==== Data section ====

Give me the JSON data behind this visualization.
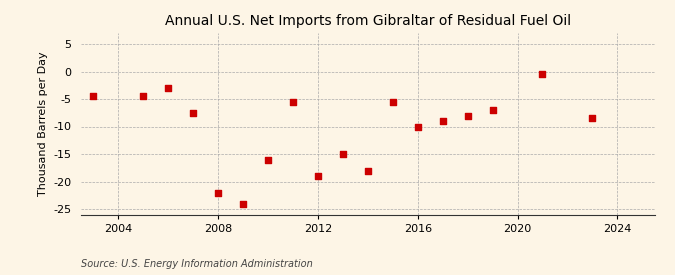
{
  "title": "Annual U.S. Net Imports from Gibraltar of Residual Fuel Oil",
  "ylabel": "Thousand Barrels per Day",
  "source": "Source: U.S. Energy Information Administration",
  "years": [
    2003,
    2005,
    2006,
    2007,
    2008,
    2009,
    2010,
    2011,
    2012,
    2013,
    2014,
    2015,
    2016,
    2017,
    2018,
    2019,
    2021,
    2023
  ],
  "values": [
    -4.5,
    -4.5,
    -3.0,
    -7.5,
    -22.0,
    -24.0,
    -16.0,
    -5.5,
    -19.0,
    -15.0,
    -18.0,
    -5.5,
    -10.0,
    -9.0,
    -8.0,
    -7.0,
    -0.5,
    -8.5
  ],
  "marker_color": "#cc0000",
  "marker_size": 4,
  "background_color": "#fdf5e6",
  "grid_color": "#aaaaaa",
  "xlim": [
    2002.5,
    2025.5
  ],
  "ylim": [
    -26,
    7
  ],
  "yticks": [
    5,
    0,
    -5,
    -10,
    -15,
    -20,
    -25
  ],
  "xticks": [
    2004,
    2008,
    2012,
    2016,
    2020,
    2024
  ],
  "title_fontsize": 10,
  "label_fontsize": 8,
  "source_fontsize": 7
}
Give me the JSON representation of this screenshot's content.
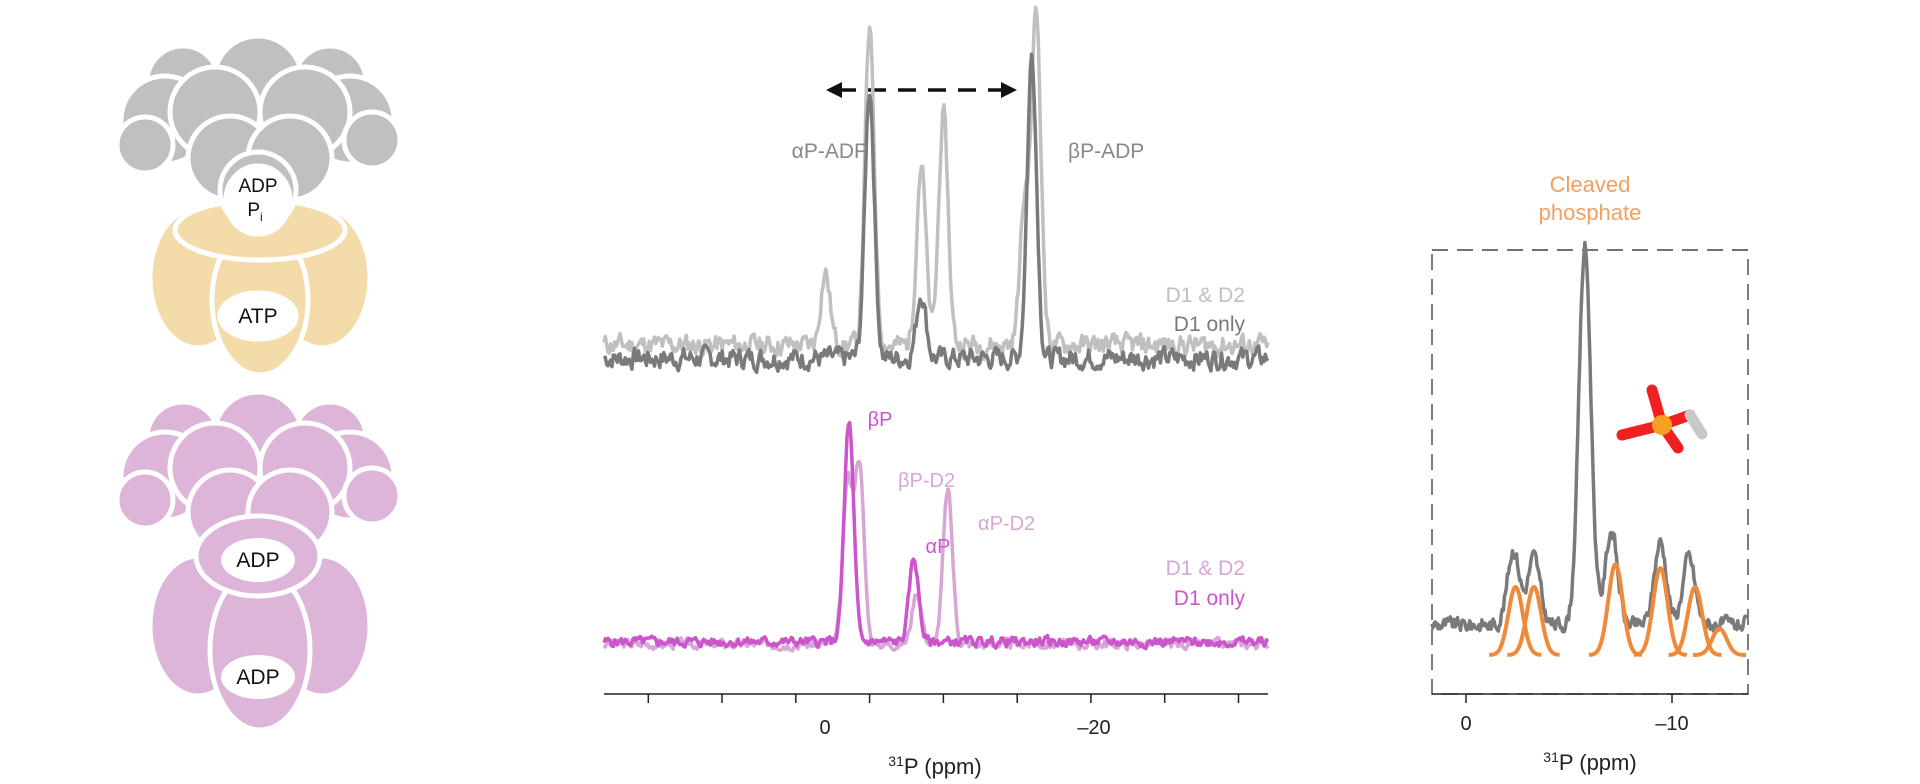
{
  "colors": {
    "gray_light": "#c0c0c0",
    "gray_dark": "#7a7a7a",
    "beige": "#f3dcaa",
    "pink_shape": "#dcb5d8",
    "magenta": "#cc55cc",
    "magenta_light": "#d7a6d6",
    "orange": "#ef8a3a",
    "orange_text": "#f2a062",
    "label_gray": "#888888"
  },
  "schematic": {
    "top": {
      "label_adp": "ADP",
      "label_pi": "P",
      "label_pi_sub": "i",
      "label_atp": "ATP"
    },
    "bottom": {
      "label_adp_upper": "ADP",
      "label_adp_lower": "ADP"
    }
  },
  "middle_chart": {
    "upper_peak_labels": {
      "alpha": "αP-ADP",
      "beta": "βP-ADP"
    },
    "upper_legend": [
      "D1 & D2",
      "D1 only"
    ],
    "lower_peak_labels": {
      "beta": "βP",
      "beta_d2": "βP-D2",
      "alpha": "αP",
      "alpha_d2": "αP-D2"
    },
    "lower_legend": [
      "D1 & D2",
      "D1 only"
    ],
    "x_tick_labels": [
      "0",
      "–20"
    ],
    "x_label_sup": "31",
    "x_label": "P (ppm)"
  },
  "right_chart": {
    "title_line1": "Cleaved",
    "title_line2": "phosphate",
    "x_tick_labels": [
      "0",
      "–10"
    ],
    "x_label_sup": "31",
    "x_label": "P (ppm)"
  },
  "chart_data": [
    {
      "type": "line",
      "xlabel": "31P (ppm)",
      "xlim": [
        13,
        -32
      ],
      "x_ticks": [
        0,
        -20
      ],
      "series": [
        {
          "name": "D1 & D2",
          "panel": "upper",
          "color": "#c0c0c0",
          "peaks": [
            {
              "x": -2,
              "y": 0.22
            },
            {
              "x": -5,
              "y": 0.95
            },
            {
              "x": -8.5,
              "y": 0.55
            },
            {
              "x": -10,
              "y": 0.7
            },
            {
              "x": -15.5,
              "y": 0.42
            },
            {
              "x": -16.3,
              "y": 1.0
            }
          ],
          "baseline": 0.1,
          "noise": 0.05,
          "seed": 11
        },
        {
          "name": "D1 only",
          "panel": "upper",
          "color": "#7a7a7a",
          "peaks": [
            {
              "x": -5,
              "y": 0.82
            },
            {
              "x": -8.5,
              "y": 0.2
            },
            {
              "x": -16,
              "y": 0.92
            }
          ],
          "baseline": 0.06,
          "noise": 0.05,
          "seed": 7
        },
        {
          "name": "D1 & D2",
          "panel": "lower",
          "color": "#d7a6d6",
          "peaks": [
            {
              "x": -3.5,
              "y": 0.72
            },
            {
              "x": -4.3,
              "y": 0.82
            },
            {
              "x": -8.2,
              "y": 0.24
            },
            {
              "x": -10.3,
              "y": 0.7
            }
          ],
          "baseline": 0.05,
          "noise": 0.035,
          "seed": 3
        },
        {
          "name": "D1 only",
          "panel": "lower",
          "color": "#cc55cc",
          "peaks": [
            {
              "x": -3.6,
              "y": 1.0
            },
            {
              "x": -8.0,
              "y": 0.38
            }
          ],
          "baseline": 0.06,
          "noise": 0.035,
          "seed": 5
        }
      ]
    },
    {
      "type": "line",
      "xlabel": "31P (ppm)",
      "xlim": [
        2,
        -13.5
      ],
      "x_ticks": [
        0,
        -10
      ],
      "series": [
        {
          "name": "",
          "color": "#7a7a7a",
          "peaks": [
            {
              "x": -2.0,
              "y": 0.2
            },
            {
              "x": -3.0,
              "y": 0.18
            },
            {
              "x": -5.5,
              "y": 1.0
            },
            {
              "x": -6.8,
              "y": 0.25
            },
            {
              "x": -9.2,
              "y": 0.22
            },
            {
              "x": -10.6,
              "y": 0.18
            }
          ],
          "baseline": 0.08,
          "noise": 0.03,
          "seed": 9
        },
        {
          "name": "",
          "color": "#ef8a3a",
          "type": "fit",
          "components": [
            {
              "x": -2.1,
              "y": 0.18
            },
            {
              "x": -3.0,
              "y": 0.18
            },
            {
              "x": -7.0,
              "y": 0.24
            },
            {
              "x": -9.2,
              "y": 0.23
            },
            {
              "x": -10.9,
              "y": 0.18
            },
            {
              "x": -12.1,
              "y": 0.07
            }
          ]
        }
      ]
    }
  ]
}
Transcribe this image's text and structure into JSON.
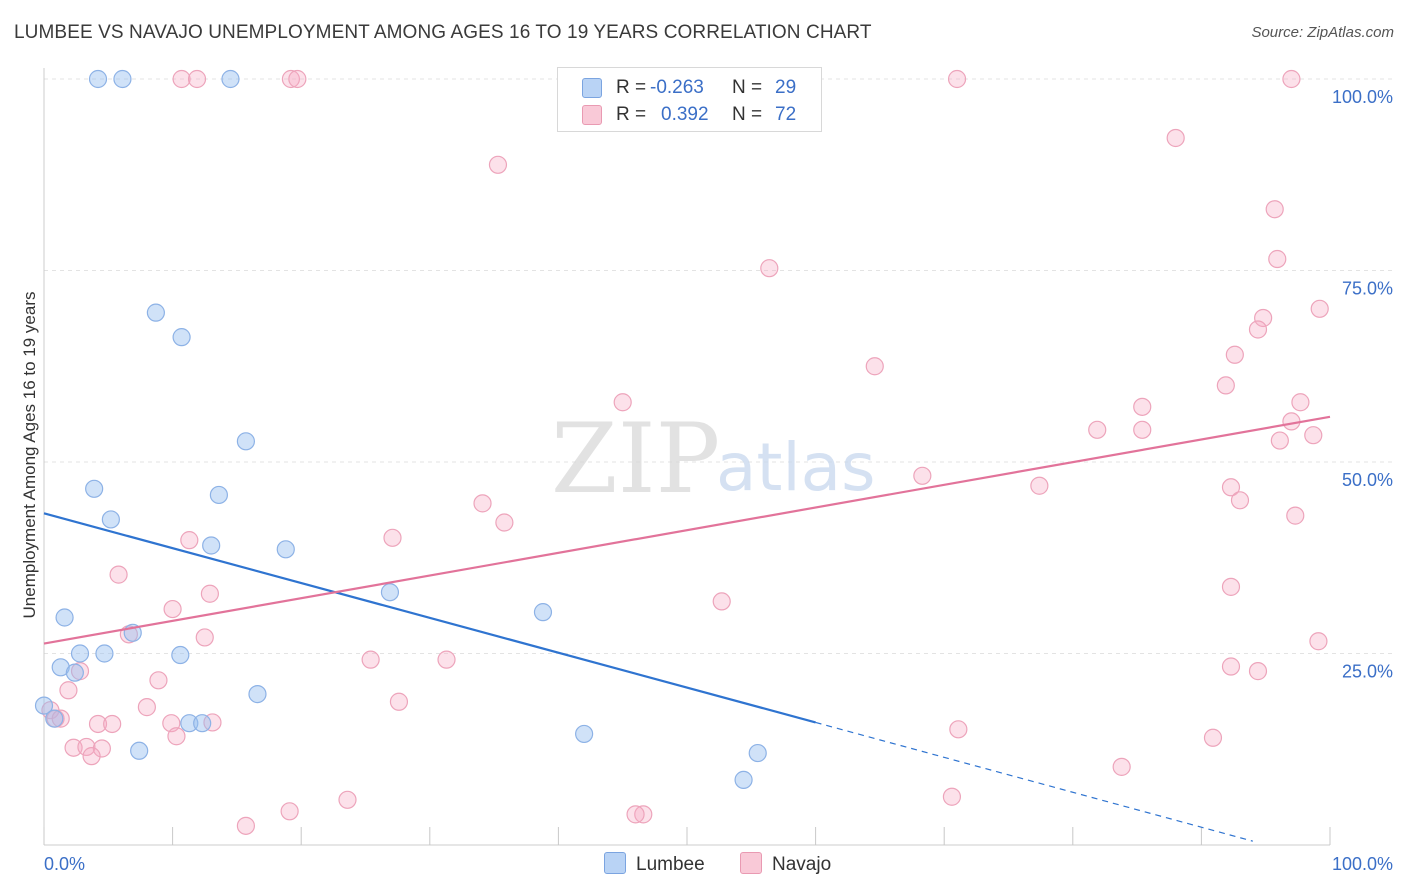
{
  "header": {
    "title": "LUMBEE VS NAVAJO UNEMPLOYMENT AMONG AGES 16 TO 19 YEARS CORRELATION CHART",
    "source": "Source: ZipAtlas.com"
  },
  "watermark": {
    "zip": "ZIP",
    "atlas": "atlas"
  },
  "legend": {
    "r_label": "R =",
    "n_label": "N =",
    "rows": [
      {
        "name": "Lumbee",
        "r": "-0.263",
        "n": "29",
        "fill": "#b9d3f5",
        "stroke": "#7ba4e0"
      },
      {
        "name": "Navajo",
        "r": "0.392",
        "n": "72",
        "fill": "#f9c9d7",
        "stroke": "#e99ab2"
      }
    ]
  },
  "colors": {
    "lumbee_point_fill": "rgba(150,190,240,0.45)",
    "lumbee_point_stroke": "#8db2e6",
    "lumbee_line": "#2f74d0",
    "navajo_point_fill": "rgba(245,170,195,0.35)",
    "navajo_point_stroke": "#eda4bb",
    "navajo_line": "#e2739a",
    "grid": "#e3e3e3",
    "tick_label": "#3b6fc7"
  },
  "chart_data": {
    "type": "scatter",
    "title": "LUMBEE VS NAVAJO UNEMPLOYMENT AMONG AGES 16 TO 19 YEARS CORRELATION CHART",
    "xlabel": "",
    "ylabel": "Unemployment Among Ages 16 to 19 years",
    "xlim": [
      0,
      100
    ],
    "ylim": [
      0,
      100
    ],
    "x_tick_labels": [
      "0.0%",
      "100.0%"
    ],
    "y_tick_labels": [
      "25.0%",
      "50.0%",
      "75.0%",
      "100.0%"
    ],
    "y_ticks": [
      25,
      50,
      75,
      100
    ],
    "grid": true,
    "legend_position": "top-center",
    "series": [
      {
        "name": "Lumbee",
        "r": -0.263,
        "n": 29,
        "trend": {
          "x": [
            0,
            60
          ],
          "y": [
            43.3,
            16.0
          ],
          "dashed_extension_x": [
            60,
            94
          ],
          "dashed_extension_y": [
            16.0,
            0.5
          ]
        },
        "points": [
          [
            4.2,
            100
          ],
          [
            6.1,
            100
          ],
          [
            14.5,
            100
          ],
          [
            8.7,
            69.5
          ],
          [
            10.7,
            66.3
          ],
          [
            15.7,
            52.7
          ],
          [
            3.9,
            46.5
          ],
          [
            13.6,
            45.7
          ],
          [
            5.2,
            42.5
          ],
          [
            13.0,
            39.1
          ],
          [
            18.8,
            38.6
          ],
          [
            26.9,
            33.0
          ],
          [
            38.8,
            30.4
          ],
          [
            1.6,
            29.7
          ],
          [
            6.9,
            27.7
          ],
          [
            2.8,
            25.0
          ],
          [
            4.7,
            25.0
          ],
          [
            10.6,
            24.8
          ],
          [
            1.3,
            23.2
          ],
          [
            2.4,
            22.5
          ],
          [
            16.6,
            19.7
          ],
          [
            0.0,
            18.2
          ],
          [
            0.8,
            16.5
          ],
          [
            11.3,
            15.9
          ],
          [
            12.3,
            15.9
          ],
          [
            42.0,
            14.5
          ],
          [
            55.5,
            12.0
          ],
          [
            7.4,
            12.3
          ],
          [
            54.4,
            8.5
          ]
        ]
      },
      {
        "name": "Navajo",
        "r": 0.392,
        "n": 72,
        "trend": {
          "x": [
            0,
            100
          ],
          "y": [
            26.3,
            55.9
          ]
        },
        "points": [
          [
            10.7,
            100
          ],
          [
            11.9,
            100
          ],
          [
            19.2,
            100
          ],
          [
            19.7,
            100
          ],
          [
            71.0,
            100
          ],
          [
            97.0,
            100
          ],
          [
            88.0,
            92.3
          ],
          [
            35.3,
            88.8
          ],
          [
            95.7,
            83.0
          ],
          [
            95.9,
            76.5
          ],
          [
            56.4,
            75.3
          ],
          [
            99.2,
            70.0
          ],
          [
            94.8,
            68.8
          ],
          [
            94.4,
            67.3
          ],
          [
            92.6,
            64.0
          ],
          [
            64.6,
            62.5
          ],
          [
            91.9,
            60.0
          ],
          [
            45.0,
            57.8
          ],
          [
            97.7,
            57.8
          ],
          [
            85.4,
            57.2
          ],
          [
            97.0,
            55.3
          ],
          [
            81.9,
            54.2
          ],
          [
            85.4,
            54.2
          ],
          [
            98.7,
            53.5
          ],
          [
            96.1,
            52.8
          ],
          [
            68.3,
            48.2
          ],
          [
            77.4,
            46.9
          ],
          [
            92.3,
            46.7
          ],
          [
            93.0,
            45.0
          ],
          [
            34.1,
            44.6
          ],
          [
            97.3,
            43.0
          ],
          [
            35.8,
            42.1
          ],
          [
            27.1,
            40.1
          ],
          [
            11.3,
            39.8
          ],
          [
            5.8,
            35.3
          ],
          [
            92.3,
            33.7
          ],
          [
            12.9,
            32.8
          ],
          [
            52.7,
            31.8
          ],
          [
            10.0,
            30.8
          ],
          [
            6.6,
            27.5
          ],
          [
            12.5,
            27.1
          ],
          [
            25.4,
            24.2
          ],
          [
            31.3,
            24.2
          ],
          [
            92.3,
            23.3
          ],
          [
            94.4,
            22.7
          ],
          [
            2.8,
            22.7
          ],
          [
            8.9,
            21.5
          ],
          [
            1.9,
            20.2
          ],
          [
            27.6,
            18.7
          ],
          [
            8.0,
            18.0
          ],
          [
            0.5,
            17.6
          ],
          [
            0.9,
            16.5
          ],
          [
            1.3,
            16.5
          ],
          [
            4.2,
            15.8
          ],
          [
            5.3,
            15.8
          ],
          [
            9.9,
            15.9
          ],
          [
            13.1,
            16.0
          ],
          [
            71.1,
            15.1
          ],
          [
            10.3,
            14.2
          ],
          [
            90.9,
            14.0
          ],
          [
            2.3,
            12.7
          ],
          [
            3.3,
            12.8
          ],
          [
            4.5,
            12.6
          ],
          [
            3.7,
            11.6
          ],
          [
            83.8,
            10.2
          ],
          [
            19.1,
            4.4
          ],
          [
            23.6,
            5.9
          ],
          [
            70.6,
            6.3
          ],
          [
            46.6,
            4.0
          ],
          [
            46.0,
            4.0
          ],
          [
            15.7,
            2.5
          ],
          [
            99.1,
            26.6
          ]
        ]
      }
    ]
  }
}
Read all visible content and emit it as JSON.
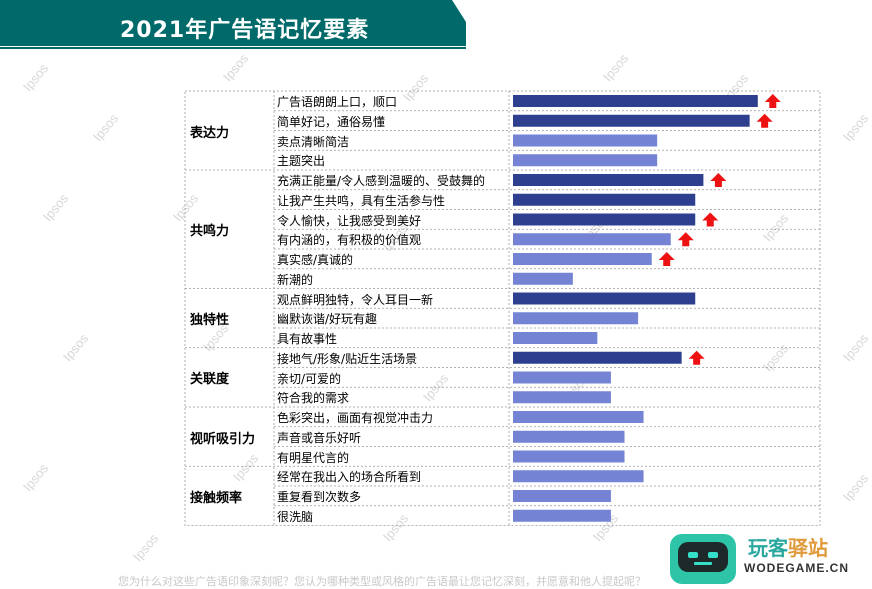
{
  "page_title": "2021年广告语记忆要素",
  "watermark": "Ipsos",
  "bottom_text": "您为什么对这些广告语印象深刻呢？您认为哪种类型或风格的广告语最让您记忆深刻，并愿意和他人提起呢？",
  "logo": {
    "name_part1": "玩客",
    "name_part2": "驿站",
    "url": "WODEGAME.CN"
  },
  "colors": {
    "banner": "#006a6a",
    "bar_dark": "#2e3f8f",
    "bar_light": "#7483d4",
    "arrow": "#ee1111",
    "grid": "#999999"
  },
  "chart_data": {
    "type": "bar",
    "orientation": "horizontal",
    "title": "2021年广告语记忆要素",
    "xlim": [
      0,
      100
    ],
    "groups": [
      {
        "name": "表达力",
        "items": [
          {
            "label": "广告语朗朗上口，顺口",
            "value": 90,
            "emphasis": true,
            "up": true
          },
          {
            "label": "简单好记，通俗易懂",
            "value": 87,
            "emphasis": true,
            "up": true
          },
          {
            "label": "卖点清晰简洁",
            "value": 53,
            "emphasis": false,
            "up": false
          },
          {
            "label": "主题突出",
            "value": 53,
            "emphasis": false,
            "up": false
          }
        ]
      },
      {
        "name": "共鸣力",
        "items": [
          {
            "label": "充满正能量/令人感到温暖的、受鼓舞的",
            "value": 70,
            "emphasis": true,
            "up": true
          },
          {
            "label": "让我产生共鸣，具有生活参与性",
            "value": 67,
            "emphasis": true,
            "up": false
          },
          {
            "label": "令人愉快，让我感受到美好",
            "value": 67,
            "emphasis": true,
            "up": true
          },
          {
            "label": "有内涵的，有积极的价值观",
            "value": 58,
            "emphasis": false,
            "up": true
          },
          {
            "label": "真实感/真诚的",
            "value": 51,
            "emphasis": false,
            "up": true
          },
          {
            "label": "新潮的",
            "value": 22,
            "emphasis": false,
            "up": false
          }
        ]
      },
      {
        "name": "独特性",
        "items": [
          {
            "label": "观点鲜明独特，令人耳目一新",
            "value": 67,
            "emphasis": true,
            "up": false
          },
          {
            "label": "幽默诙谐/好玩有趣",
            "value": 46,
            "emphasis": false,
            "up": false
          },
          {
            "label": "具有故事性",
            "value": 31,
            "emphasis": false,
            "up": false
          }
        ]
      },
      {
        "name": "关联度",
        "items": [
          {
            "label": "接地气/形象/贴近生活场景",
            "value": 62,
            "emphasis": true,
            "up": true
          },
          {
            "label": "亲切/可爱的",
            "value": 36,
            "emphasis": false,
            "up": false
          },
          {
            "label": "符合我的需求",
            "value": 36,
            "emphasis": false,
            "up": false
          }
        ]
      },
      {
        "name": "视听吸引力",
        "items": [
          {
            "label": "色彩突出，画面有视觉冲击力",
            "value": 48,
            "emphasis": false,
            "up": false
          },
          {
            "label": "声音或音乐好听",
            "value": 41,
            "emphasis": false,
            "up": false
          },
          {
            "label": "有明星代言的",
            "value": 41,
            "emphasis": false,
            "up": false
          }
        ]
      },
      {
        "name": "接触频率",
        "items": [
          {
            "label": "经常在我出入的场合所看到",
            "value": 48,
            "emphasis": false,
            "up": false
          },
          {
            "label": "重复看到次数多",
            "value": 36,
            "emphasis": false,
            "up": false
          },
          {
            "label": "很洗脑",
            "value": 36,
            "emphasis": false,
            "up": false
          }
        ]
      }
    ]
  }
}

====

Stated task
Gather all lines with the string "baseline" from the data.

Exercise answer
          "baseline": 0.1,
          "baseline": 0.06,
          "baseline": 0.05,
          "baseline": 0.06,
          "baseline": 0.08,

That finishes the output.